*EXERCISE AIM*.
Please reproduce every record, keeping each one exactly as written.

*EXERCISE DATA*.
>>>>
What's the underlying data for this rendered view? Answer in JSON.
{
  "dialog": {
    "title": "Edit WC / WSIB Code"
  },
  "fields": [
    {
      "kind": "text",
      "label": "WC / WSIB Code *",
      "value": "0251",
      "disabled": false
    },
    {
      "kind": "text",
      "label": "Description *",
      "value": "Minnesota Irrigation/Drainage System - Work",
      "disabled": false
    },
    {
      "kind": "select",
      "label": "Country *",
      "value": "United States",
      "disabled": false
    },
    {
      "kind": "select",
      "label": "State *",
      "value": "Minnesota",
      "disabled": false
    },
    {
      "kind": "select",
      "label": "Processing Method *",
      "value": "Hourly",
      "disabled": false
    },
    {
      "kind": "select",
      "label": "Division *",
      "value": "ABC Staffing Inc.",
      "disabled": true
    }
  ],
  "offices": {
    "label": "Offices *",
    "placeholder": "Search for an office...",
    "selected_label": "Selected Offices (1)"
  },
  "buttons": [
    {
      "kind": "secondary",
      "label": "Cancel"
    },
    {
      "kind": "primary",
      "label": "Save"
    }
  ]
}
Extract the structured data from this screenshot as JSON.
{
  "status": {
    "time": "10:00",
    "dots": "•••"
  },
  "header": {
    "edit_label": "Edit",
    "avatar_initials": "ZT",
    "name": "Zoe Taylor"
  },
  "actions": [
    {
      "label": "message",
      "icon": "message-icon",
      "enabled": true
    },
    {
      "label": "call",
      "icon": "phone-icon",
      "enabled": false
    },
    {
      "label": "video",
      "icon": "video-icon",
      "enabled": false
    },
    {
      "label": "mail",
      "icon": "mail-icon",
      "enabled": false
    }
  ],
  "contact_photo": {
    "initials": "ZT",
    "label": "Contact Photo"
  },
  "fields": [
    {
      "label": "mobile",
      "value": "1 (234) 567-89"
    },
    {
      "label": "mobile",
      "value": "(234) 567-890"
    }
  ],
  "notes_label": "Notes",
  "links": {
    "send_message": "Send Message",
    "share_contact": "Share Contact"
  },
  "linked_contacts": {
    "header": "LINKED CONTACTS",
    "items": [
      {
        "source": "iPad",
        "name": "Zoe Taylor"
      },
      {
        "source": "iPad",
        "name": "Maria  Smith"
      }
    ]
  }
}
<<<<
*EXERCISE RESULT*.
What's the underlying data for this rendered view? Answer in JSON.
{
  "dialog": {
    "title": "Edit WC / WSIB Code"
  },
  "fields": [
    {
      "kind": "text",
      "label": "WC / WSIB Code *",
      "value": "0251",
      "disabled": false
    },
    {
      "kind": "text",
      "label": "Description *",
      "value": "Minnesota Irrigation/Drainage System - Work",
      "disabled": false
    },
    {
      "kind": "select",
      "label": "Country *",
      "value": "United States",
      "disabled": false
    },
    {
      "kind": "select",
      "label": "State *",
      "value": "Minnesota",
      "disabled": false
    },
    {
      "kind": "select",
      "label": "Processing Method *",
      "value": "Hourly",
      "disabled": false
    },
    {
      "kind": "select",
      "label": "Division *",
      "value": "ABC Staffing Inc.",
      "disabled": true
    }
  ],
  "offices": {
    "label": "Offices *",
    "placeholder": "Search for an office...",
    "selected_label": "Selected Offices (1)"
  },
  "buttons": [
    {
      "kind": "secondary",
      "label": "Cancel"
    },
    {
      "kind": "primary",
      "label": "Save"
    }
  ]
}
Extract the structured data from this screenshot as JSON.
{
  "status": {
    "time": "10:00",
    "dots": "•••"
  },
  "header": {
    "edit_label": "Edit",
    "avatar_initials": "ZT",
    "name": "Zoe Taylor"
  },
  "actions": [
    {
      "label": "message",
      "icon": "message-icon",
      "enabled": true
    },
    {
      "label": "call",
      "icon": "phone-icon",
      "enabled": false
    },
    {
      "label": "video",
      "icon": "video-icon",
      "enabled": false
    },
    {
      "label": "mail",
      "icon": "mail-icon",
      "enabled": false
    }
  ],
  "contact_photo": {
    "initials": "ZT",
    "label": "Contact Photo"
  },
  "fields": [
    {
      "label": "mobile",
      "value": "1 (234) 567-89"
    },
    {
      "label": "mobile",
      "value": "(234) 567-890"
    }
  ],
  "notes_label": "Notes",
  "links": {
    "send_message": "Send Message",
    "share_contact": "Share Contact"
  },
  "linked_contacts": {
    "header": "LINKED CONTACTS",
    "items": [
      {
        "source": "iPad",
        "name": "Zoe Taylor"
      },
      {
        "source": "iPad",
        "name": "Maria  Smith"
      }
    ]
  }
}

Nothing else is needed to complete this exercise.